▸ **TASK STATEMENT**
Write the data below out exactly as it stands. Do not include the pictures.

[Rows from a dataset]
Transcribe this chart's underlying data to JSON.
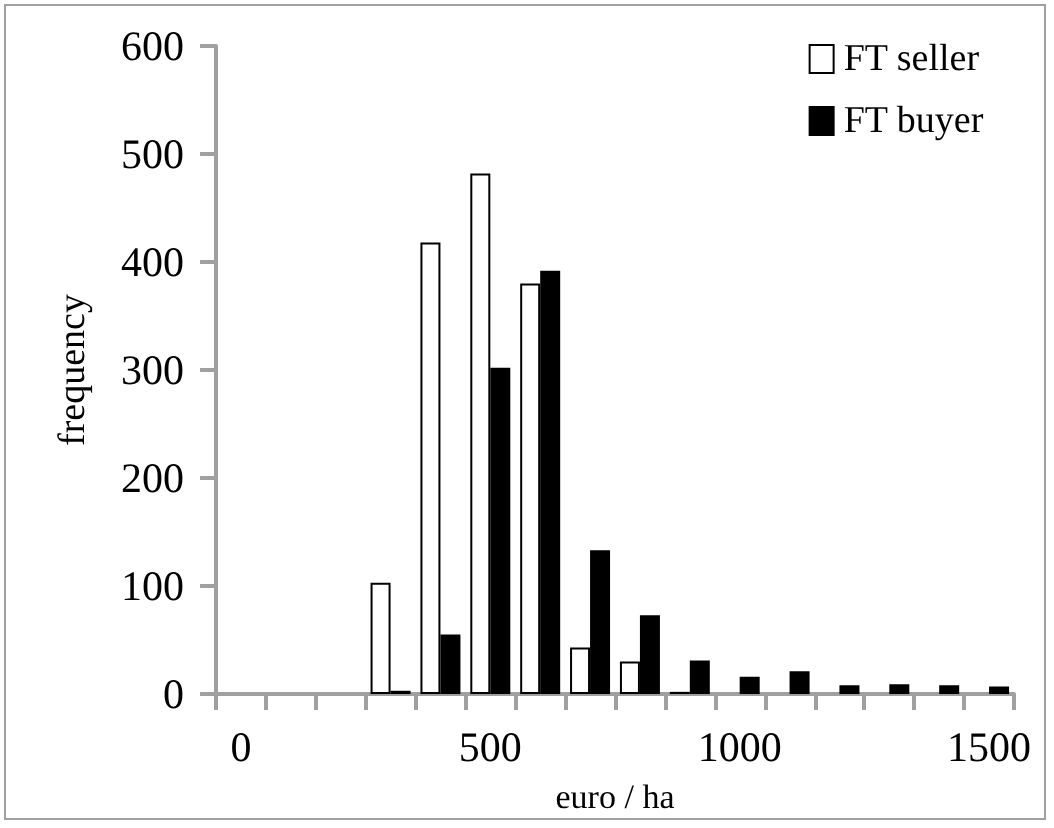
{
  "chart_data": {
    "type": "bar",
    "xlabel": "euro / ha",
    "ylabel": "frequency",
    "categories": [
      "0",
      null,
      null,
      null,
      null,
      "500",
      null,
      null,
      null,
      null,
      "1000",
      null,
      null,
      null,
      null,
      "1500"
    ],
    "series": [
      {
        "name": "FT seller",
        "color": "#ffffff",
        "values": [
          0,
          0,
          0,
          103,
          418,
          482,
          380,
          43,
          30,
          2,
          0,
          0,
          0,
          0,
          0,
          0
        ]
      },
      {
        "name": "FT buyer",
        "color": "#000000",
        "values": [
          0,
          0,
          0,
          3,
          55,
          302,
          392,
          133,
          73,
          31,
          16,
          21,
          8,
          9,
          8,
          7
        ]
      }
    ],
    "ylim": [
      0,
      600
    ],
    "yticks": [
      0,
      100,
      200,
      300,
      400,
      500,
      600
    ],
    "grid": false,
    "legend": "top right"
  }
}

▸ **WRITTEN SOLUTION**
Transcribe this chart's underlying data to JSON.
{
  "chart_data": {
    "type": "bar",
    "xlabel": "euro / ha",
    "ylabel": "frequency",
    "categories": [
      "0",
      null,
      null,
      null,
      null,
      "500",
      null,
      null,
      null,
      null,
      "1000",
      null,
      null,
      null,
      null,
      "1500"
    ],
    "series": [
      {
        "name": "FT seller",
        "color": "#ffffff",
        "values": [
          0,
          0,
          0,
          103,
          418,
          482,
          380,
          43,
          30,
          2,
          0,
          0,
          0,
          0,
          0,
          0
        ]
      },
      {
        "name": "FT buyer",
        "color": "#000000",
        "values": [
          0,
          0,
          0,
          3,
          55,
          302,
          392,
          133,
          73,
          31,
          16,
          21,
          8,
          9,
          8,
          7
        ]
      }
    ],
    "ylim": [
      0,
      600
    ],
    "yticks": [
      0,
      100,
      200,
      300,
      400,
      500,
      600
    ],
    "grid": false,
    "legend": "top right"
  }
}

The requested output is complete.